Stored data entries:
------------------------

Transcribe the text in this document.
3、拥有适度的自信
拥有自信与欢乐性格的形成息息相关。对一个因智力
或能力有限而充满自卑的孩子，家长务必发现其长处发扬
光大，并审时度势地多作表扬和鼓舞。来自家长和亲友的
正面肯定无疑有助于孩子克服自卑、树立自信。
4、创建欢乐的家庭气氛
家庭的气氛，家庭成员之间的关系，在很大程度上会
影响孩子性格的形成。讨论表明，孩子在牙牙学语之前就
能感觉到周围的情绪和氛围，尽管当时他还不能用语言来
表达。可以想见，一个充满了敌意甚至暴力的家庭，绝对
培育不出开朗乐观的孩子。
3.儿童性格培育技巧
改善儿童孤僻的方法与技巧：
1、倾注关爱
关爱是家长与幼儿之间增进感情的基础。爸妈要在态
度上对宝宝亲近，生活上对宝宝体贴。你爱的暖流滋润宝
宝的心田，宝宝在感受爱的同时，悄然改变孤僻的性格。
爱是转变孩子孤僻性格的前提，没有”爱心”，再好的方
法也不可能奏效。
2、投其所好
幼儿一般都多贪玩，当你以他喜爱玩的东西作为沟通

------------------------

Problem to work on> Extract all of the data shown above without alteration.

Output of the task>
Transcribe the text in this document.
3、拥有适度的自信
拥有自信与欢乐性格的形成息息相关。对一个因智力
或能力有限而充满自卑的孩子，家长务必发现其长处发扬
光大，并审时度势地多作表扬和鼓舞。来自家长和亲友的
正面肯定无疑有助于孩子克服自卑、树立自信。
4、创建欢乐的家庭气氛
家庭的气氛，家庭成员之间的关系，在很大程度上会
影响孩子性格的形成。讨论表明，孩子在牙牙学语之前就
能感觉到周围的情绪和氛围，尽管当时他还不能用语言来
表达。可以想见，一个充满了敌意甚至暴力的家庭，绝对
培育不出开朗乐观的孩子。
3.儿童性格培育技巧
改善儿童孤僻的方法与技巧：
1、倾注关爱
关爱是家长与幼儿之间增进感情的基础。爸妈要在态
度上对宝宝亲近，生活上对宝宝体贴。你爱的暖流滋润宝
宝的心田，宝宝在感受爱的同时，悄然改变孤僻的性格。
爱是转变孩子孤僻性格的前提，没有”爱心”，再好的方
法也不可能奏效。
2、投其所好
幼儿一般都多贪玩，当你以他喜爱玩的东西作为沟通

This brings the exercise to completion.